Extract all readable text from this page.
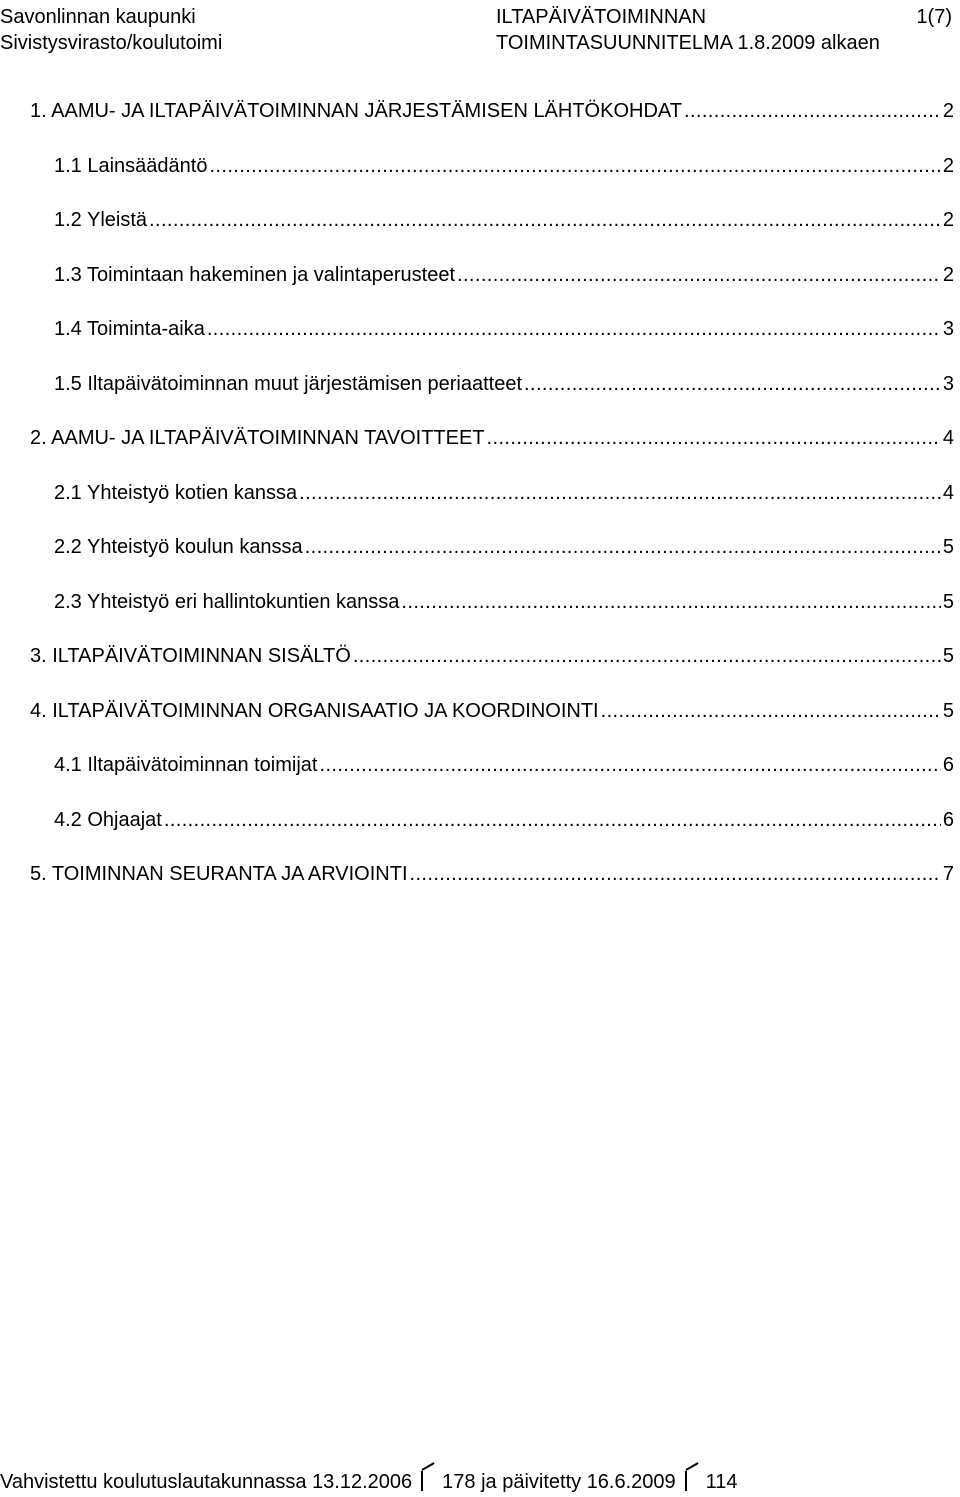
Savonlinnan kaupunki
Sivistysvirasto/koulutoimi
ILTAPÄIVÄTOIMINNAN
TOIMINTASUUNNITELMA 1.8.2009 alkaen
1(7)
1. AAMU- JA ILTAPÄIVÄTOIMINNAN JÄRJESTÄMISEN LÄHTÖKOHDAT .....	2
1.1 Lainsäädäntö .....	2
1.2 Yleistä .....	2
1.3 Toimintaan hakeminen ja valintaperusteet .....	2
1.4 Toiminta-aika .....	3
1.5 Iltapäivätoiminnan muut järjestämisen periaatteet .....	3
2. AAMU- JA ILTAPÄIVÄTOIMINNAN TAVOITTEET .....	4
2.1 Yhteistyö kotien kanssa .....	4
2.2 Yhteistyö koulun kanssa .....	5
2.3 Yhteistyö eri hallintokuntien kanssa .....	5
3. ILTAPÄIVÄTOIMINNAN SISÄLTÖ .....	5
4. ILTAPÄIVÄTOIMINNAN ORGANISAATIO JA KOORDINOINTI .....	5
4.1 Iltapäivätoiminnan toimijat .....	6
4.2 Ohjaajat .....	6
5. TOIMINNAN SEURANTA JA ARVIOINTI .....	7
Vahvistettu koulutuslautakunnassa 13.12.2006 178 ja päivitetty 16.6.2009 114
==*==
» WRITTEN INSTRUCTION
Pick out and copy every line that contains the word "AAMU".

» RIGHT ANSWER
1. AAMU- JA ILTAPÄIVÄTOIMINNAN JÄRJESTÄMISEN LÄHTÖKOHDAT .....	2
2. AAMU- JA ILTAPÄIVÄTOIMINNAN TAVOITTEET .....	4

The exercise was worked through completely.